— Start of Items —
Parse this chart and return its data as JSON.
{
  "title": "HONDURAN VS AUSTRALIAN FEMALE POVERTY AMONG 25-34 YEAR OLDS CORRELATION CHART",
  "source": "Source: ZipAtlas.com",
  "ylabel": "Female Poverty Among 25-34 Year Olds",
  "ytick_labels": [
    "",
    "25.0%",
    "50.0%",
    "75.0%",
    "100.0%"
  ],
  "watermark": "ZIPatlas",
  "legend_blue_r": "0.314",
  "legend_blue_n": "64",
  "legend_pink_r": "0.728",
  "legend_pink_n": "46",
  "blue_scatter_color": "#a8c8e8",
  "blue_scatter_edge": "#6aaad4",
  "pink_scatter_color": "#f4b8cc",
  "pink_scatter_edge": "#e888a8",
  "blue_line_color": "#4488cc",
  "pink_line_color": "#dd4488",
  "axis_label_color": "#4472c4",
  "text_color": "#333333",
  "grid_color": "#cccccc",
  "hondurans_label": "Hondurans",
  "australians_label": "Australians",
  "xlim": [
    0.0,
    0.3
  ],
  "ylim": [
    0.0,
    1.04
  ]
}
— End of Items —
Given instruction:
Write the data from above out again, exactly.

Task response:
Parse this chart and return its data as JSON.
{
  "title": "HONDURAN VS AUSTRALIAN FEMALE POVERTY AMONG 25-34 YEAR OLDS CORRELATION CHART",
  "source": "Source: ZipAtlas.com",
  "ylabel": "Female Poverty Among 25-34 Year Olds",
  "ytick_labels": [
    "",
    "25.0%",
    "50.0%",
    "75.0%",
    "100.0%"
  ],
  "watermark": "ZIPatlas",
  "legend_blue_r": "0.314",
  "legend_blue_n": "64",
  "legend_pink_r": "0.728",
  "legend_pink_n": "46",
  "blue_scatter_color": "#a8c8e8",
  "blue_scatter_edge": "#6aaad4",
  "pink_scatter_color": "#f4b8cc",
  "pink_scatter_edge": "#e888a8",
  "blue_line_color": "#4488cc",
  "pink_line_color": "#dd4488",
  "axis_label_color": "#4472c4",
  "text_color": "#333333",
  "grid_color": "#cccccc",
  "hondurans_label": "Hondurans",
  "australians_label": "Australians",
  "xlim": [
    0.0,
    0.3
  ],
  "ylim": [
    0.0,
    1.04
  ]
}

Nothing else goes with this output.